▶ _THE TASK_: Where a line holds the word "measures", copy that line.

▶ _TASK DATA_:
****************************************

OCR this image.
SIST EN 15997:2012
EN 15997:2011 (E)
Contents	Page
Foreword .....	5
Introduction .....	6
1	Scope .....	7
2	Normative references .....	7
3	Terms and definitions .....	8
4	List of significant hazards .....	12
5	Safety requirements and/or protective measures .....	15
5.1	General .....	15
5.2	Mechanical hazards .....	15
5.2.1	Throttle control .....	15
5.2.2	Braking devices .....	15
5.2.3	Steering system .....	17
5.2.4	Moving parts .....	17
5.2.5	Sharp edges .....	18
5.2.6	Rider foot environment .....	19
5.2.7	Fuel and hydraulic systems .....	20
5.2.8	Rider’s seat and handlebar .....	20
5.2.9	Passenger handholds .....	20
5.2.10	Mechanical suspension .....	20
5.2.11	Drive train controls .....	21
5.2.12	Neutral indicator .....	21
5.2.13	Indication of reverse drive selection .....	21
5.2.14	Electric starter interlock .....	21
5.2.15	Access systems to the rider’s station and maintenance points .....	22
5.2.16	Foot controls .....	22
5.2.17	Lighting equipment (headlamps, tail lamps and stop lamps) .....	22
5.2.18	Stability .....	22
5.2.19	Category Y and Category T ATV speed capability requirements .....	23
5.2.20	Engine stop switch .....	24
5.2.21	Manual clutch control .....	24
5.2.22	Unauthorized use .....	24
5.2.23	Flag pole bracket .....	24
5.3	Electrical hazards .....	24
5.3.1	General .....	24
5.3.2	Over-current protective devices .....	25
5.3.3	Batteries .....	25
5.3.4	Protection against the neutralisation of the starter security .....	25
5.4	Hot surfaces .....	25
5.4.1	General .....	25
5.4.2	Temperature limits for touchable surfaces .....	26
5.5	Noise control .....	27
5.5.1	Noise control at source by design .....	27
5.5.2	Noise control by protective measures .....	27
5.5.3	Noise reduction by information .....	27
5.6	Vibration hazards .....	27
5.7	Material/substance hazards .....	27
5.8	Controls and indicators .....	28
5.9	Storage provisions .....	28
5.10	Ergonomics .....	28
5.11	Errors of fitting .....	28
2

****************************************

▶ _EXERCISE RESULT_:
5	Safety requirements and/or protective measures .....	15
5.5.2	Noise control by protective measures .....	27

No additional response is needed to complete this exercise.